[Data items]
* * *
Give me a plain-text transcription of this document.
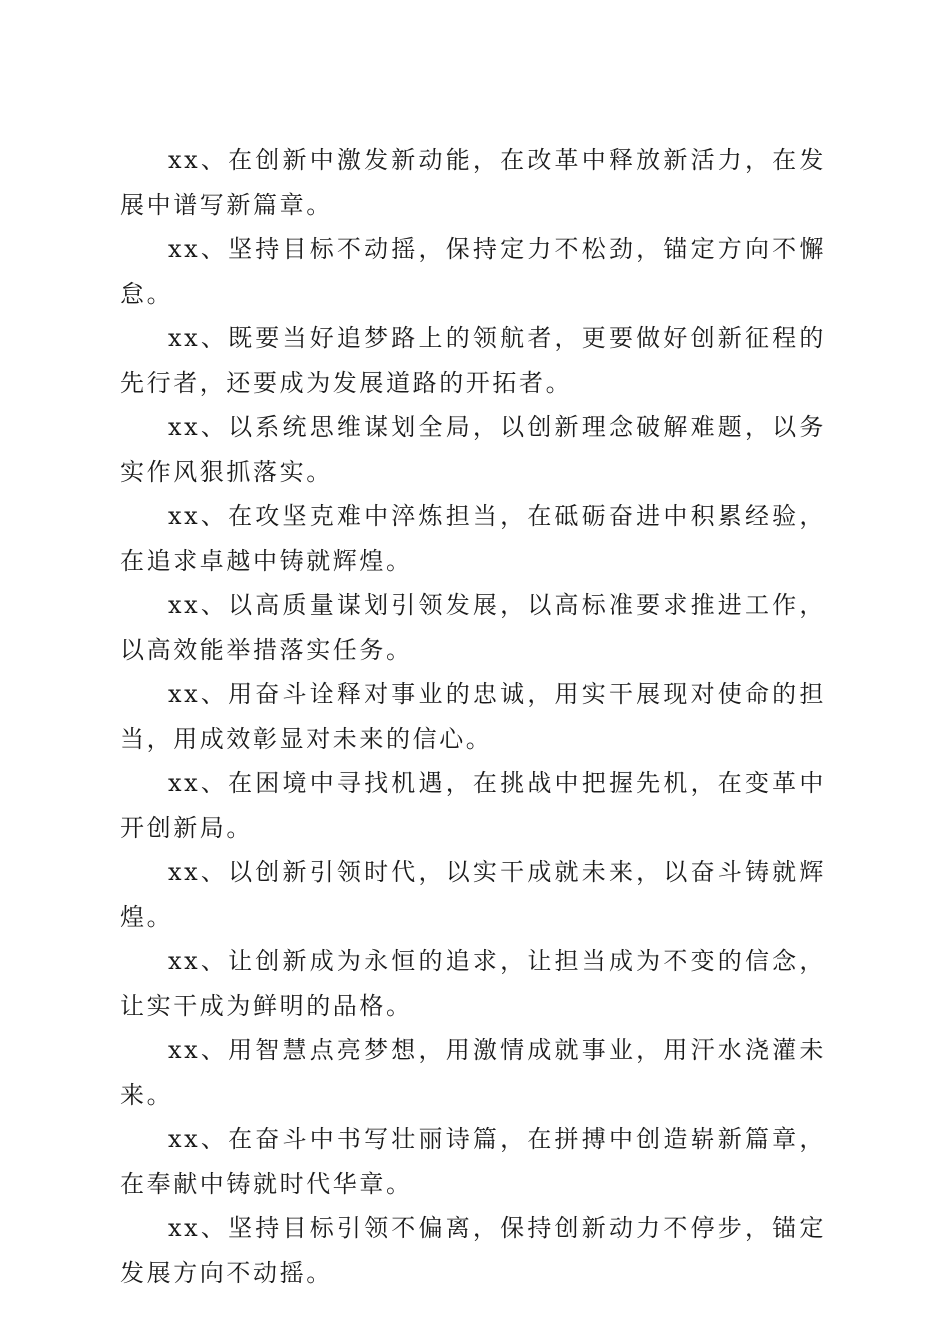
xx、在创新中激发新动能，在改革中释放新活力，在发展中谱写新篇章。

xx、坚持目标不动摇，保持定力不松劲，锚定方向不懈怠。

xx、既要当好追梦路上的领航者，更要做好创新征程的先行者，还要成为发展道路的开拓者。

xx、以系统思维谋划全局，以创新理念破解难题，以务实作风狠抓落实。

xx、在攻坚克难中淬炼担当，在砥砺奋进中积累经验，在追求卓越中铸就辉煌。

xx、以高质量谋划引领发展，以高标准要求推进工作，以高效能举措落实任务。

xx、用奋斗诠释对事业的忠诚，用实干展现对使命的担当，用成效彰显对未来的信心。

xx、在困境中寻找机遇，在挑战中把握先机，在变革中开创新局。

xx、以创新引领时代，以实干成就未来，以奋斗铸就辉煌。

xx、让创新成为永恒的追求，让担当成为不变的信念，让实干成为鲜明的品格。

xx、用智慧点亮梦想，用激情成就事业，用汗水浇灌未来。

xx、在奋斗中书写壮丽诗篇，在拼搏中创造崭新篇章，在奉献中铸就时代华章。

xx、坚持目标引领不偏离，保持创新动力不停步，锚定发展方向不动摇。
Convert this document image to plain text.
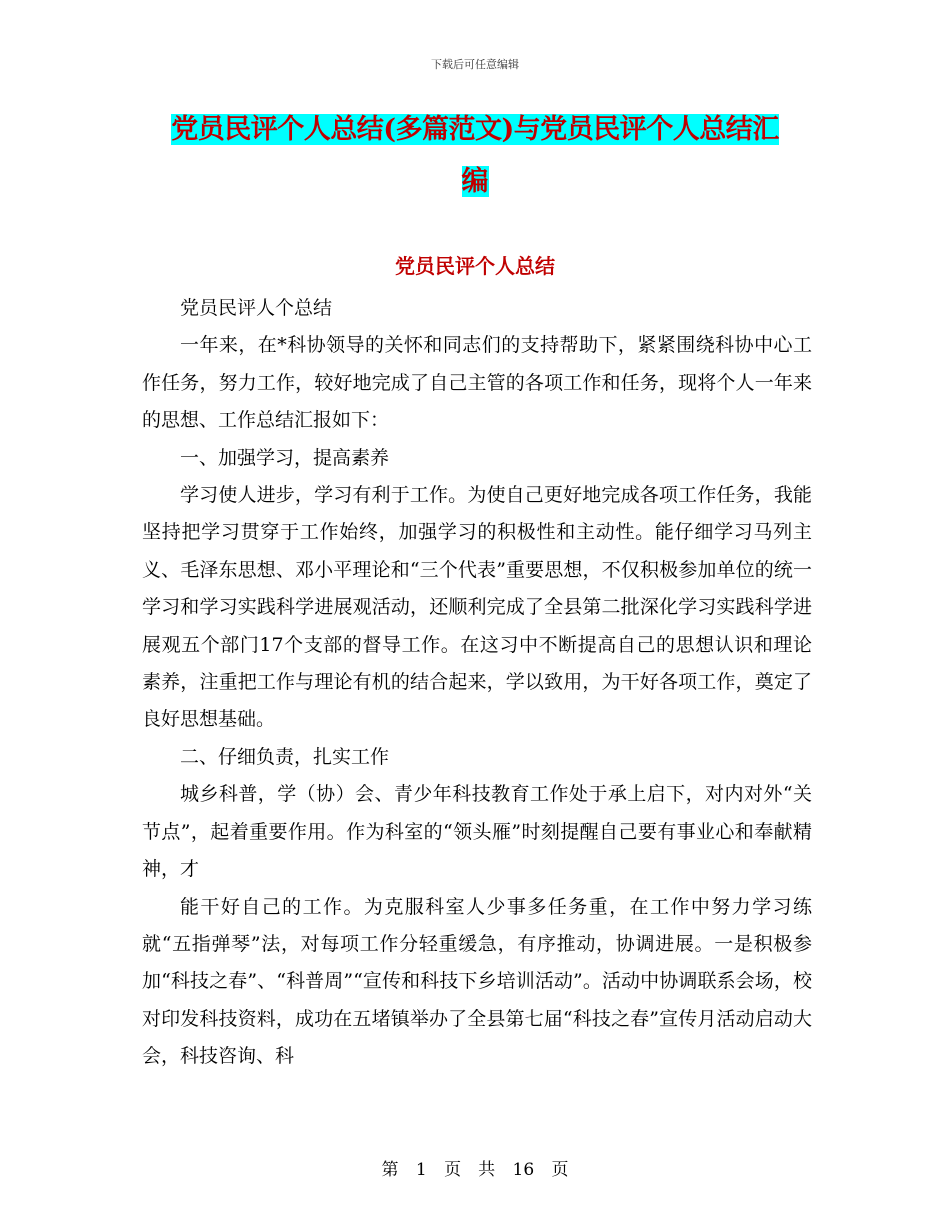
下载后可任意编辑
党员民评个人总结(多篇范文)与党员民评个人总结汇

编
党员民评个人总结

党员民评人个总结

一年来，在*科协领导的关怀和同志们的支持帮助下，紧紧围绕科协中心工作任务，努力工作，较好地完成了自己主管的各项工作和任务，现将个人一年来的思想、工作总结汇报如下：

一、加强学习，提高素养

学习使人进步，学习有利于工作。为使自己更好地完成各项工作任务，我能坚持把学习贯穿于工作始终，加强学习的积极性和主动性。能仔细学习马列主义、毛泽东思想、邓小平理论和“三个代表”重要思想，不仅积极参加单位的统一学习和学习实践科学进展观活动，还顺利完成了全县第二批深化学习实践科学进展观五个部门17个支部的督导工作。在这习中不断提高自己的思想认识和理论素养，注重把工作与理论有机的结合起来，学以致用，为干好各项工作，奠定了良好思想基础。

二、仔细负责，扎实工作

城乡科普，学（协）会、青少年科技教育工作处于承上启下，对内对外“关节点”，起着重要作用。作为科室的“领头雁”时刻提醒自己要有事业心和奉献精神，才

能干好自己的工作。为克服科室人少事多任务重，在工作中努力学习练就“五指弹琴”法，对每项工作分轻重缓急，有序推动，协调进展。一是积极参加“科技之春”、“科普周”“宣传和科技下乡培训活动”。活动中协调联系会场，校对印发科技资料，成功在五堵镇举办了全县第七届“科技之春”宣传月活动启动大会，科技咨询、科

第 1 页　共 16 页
* * *
◆ WRITTEN TASK:
Omit the pictures and give the material again, exactly and in full.

◆ THE RESPONSE:
Give me a plain-text transcription of this document.
xx、在创新中激发新动能，在改革中释放新活力，在发展中谱写新篇章。

xx、坚持目标不动摇，保持定力不松劲，锚定方向不懈怠。

xx、既要当好追梦路上的领航者，更要做好创新征程的先行者，还要成为发展道路的开拓者。

xx、以系统思维谋划全局，以创新理念破解难题，以务实作风狠抓落实。

xx、在攻坚克难中淬炼担当，在砥砺奋进中积累经验，在追求卓越中铸就辉煌。

xx、以高质量谋划引领发展，以高标准要求推进工作，以高效能举措落实任务。

xx、用奋斗诠释对事业的忠诚，用实干展现对使命的担当，用成效彰显对未来的信心。

xx、在困境中寻找机遇，在挑战中把握先机，在变革中开创新局。

xx、以创新引领时代，以实干成就未来，以奋斗铸就辉煌。

xx、让创新成为永恒的追求，让担当成为不变的信念，让实干成为鲜明的品格。

xx、用智慧点亮梦想，用激情成就事业，用汗水浇灌未来。

xx、在奋斗中书写壮丽诗篇，在拼搏中创造崭新篇章，在奉献中铸就时代华章。

xx、坚持目标引领不偏离，保持创新动力不停步，锚定发展方向不动摇。
Convert this document image to plain text.
下载后可任意编辑
党员民评个人总结(多篇范文)与党员民评个人总结汇

编
党员民评个人总结

党员民评人个总结

一年来，在*科协领导的关怀和同志们的支持帮助下，紧紧围绕科协中心工作任务，努力工作，较好地完成了自己主管的各项工作和任务，现将个人一年来的思想、工作总结汇报如下：

一、加强学习，提高素养

学习使人进步，学习有利于工作。为使自己更好地完成各项工作任务，我能坚持把学习贯穿于工作始终，加强学习的积极性和主动性。能仔细学习马列主义、毛泽东思想、邓小平理论和“三个代表”重要思想，不仅积极参加单位的统一学习和学习实践科学进展观活动，还顺利完成了全县第二批深化学习实践科学进展观五个部门17个支部的督导工作。在这习中不断提高自己的思想认识和理论素养，注重把工作与理论有机的结合起来，学以致用，为干好各项工作，奠定了良好思想基础。

二、仔细负责，扎实工作

城乡科普，学（协）会、青少年科技教育工作处于承上启下，对内对外“关节点”，起着重要作用。作为科室的“领头雁”时刻提醒自己要有事业心和奉献精神，才

能干好自己的工作。为克服科室人少事多任务重，在工作中努力学习练就“五指弹琴”法，对每项工作分轻重缓急，有序推动，协调进展。一是积极参加“科技之春”、“科普周”“宣传和科技下乡培训活动”。活动中协调联系会场，校对印发科技资料，成功在五堵镇举办了全县第七届“科技之春”宣传月活动启动大会，科技咨询、科

第 1 页　共 16 页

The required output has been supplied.